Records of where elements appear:
*****

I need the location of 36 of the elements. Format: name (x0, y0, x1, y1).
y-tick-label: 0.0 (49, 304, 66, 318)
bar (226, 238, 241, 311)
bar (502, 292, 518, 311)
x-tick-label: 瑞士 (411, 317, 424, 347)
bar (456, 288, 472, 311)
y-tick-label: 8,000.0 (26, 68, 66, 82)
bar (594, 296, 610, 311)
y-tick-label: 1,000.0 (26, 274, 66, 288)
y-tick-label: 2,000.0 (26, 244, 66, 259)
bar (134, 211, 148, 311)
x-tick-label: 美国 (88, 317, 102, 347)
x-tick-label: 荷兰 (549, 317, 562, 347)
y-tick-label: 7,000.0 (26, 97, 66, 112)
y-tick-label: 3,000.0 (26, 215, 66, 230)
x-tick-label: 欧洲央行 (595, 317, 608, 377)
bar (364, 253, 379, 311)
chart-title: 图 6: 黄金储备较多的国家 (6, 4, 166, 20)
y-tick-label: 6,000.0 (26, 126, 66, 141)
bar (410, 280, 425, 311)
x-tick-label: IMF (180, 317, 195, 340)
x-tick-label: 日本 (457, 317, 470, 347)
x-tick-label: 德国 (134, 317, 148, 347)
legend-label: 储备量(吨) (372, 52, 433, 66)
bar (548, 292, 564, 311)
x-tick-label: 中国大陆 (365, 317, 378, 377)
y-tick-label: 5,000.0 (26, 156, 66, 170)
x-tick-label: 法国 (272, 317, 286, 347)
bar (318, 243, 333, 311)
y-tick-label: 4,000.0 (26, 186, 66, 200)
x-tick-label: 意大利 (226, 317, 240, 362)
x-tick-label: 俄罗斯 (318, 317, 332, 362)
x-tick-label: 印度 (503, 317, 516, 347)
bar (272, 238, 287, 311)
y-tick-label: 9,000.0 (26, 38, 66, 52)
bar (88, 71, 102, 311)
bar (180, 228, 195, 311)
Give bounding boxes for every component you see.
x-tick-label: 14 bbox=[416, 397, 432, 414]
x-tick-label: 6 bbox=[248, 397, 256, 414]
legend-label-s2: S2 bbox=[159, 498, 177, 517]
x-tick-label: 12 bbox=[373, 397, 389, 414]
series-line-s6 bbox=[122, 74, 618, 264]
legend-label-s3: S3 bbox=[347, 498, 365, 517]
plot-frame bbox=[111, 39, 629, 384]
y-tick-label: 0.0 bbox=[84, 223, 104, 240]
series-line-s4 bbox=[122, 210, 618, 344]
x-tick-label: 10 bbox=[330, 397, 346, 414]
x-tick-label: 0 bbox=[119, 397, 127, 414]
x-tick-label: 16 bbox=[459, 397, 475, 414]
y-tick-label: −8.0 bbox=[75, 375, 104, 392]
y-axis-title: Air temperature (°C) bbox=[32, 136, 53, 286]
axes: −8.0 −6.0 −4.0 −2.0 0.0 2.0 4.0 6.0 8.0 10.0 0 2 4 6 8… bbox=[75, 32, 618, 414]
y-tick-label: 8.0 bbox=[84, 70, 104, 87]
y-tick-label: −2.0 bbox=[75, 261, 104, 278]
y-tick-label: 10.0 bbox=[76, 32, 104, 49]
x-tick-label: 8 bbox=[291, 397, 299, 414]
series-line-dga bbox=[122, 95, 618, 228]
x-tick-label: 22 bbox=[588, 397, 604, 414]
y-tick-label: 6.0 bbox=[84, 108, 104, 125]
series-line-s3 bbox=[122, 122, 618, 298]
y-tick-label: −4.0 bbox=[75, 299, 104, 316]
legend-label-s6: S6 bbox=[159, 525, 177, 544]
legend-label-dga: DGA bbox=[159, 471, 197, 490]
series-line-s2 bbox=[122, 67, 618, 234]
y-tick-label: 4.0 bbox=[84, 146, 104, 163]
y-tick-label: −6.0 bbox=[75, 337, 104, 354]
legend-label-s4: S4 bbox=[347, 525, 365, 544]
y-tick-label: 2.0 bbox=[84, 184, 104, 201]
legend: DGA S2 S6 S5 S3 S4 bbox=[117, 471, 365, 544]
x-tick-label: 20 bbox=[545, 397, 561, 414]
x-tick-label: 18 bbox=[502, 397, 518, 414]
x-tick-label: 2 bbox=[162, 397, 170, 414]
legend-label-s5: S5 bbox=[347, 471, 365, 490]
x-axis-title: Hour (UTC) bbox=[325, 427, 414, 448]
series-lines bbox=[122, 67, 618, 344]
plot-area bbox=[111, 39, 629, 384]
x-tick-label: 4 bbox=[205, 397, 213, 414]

*****

- [Exercise instructions] Rewrite all of the records above, putting "x-axis-label" wherever "x-tick-label" appears and leaving everything else unchanged.

- [Result of this exercise]
I need the location of 36 of the elements. Format: name (x0, y0, x1, y1).
y-tick-label: 0.0 (49, 304, 66, 318)
bar (226, 238, 241, 311)
bar (502, 292, 518, 311)
x-axis-label: 瑞士 (411, 317, 424, 347)
bar (456, 288, 472, 311)
y-tick-label: 8,000.0 (26, 68, 66, 82)
bar (594, 296, 610, 311)
y-tick-label: 1,000.0 (26, 274, 66, 288)
y-tick-label: 2,000.0 (26, 244, 66, 259)
bar (134, 211, 148, 311)
x-axis-label: 美国 (88, 317, 102, 347)
x-axis-label: 荷兰 (549, 317, 562, 347)
y-tick-label: 7,000.0 (26, 97, 66, 112)
y-tick-label: 3,000.0 (26, 215, 66, 230)
x-axis-label: 欧洲央行 (595, 317, 608, 377)
bar (364, 253, 379, 311)
chart-title: 图 6: 黄金储备较多的国家 (6, 4, 166, 20)
y-tick-label: 6,000.0 (26, 126, 66, 141)
bar (410, 280, 425, 311)
x-axis-label: IMF (180, 317, 195, 340)
x-axis-label: 日本 (457, 317, 470, 347)
x-axis-label: 德国 (134, 317, 148, 347)
legend-label: 储备量(吨) (372, 52, 433, 66)
bar (548, 292, 564, 311)
x-axis-label: 中国大陆 (365, 317, 378, 377)
y-tick-label: 5,000.0 (26, 156, 66, 170)
x-axis-label: 法国 (272, 317, 286, 347)
bar (318, 243, 333, 311)
y-tick-label: 4,000.0 (26, 186, 66, 200)
x-axis-label: 意大利 (226, 317, 240, 362)
x-axis-label: 俄罗斯 (318, 317, 332, 362)
x-axis-label: 印度 (503, 317, 516, 347)
bar (272, 238, 287, 311)
y-tick-label: 9,000.0 (26, 38, 66, 52)
bar (88, 71, 102, 311)
bar (180, 228, 195, 311)
Give bounding boxes for every component you see.
x-axis-label: 14 bbox=[416, 397, 432, 414]
x-axis-label: 6 bbox=[248, 397, 256, 414]
legend-label-s2: S2 bbox=[159, 498, 177, 517]
x-axis-label: 12 bbox=[373, 397, 389, 414]
series-line-s6 bbox=[122, 74, 618, 264]
legend-label-s3: S3 bbox=[347, 498, 365, 517]
plot-frame bbox=[111, 39, 629, 384]
y-tick-label: 0.0 bbox=[84, 223, 104, 240]
series-line-s4 bbox=[122, 210, 618, 344]
x-axis-label: 10 bbox=[330, 397, 346, 414]
x-axis-label: 0 bbox=[119, 397, 127, 414]
x-axis-label: 16 bbox=[459, 397, 475, 414]
y-tick-label: −8.0 bbox=[75, 375, 104, 392]
y-axis-title: Air temperature (°C) bbox=[32, 136, 53, 286]
axes: −8.0 −6.0 −4.0 −2.0 0.0 2.0 4.0 6.0 8.0 10.0 0 2 4 6 8… bbox=[75, 32, 618, 414]
y-tick-label: 8.0 bbox=[84, 70, 104, 87]
y-tick-label: −2.0 bbox=[75, 261, 104, 278]
y-tick-label: 10.0 bbox=[76, 32, 104, 49]
x-axis-label: 8 bbox=[291, 397, 299, 414]
series-line-dga bbox=[122, 95, 618, 228]
x-axis-label: 22 bbox=[588, 397, 604, 414]
y-tick-label: 6.0 bbox=[84, 108, 104, 125]
series-line-s3 bbox=[122, 122, 618, 298]
y-tick-label: −4.0 bbox=[75, 299, 104, 316]
legend-label-s6: S6 bbox=[159, 525, 177, 544]
legend-label-dga: DGA bbox=[159, 471, 197, 490]
series-line-s2 bbox=[122, 67, 618, 234]
y-tick-label: 4.0 bbox=[84, 146, 104, 163]
y-tick-label: −6.0 bbox=[75, 337, 104, 354]
legend-label-s4: S4 bbox=[347, 525, 365, 544]
y-tick-label: 2.0 bbox=[84, 184, 104, 201]
legend: DGA S2 S6 S5 S3 S4 bbox=[117, 471, 365, 544]
x-axis-label: 20 bbox=[545, 397, 561, 414]
x-axis-label: 18 bbox=[502, 397, 518, 414]
x-axis-label: 2 bbox=[162, 397, 170, 414]
legend-label-s5: S5 bbox=[347, 471, 365, 490]
x-axis-title: Hour (UTC) bbox=[325, 427, 414, 448]
series-lines bbox=[122, 67, 618, 344]
plot-area bbox=[111, 39, 629, 384]
x-axis-label: 4 bbox=[205, 397, 213, 414]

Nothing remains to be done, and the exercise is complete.